(Stored items)
···

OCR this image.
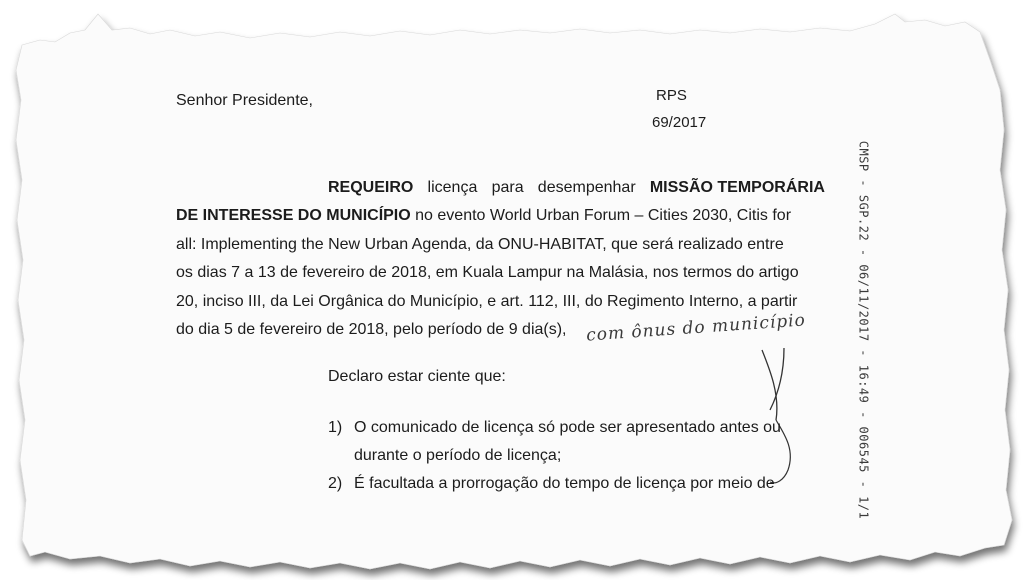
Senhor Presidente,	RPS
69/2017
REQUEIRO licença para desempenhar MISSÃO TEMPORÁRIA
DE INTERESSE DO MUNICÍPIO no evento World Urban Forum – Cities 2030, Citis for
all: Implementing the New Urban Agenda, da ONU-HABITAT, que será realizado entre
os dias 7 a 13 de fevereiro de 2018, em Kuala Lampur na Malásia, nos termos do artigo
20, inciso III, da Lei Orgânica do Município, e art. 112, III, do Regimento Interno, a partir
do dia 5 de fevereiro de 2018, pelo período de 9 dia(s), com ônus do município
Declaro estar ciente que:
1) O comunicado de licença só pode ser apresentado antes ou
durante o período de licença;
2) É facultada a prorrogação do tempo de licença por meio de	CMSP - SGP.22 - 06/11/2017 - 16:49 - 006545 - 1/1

···

#### [WHAT THE TASK REQUIRES]
Where a line in the entries holds "Urban", copy that line.

#### [ANSWER FOR THIS EXERCISE]
DE INTERESSE DO MUNICÍPIO no evento World Urban Forum – Cities 2030, Citis for
all: Implementing the New Urban Agenda, da ONU-HABITAT, que será realizado entre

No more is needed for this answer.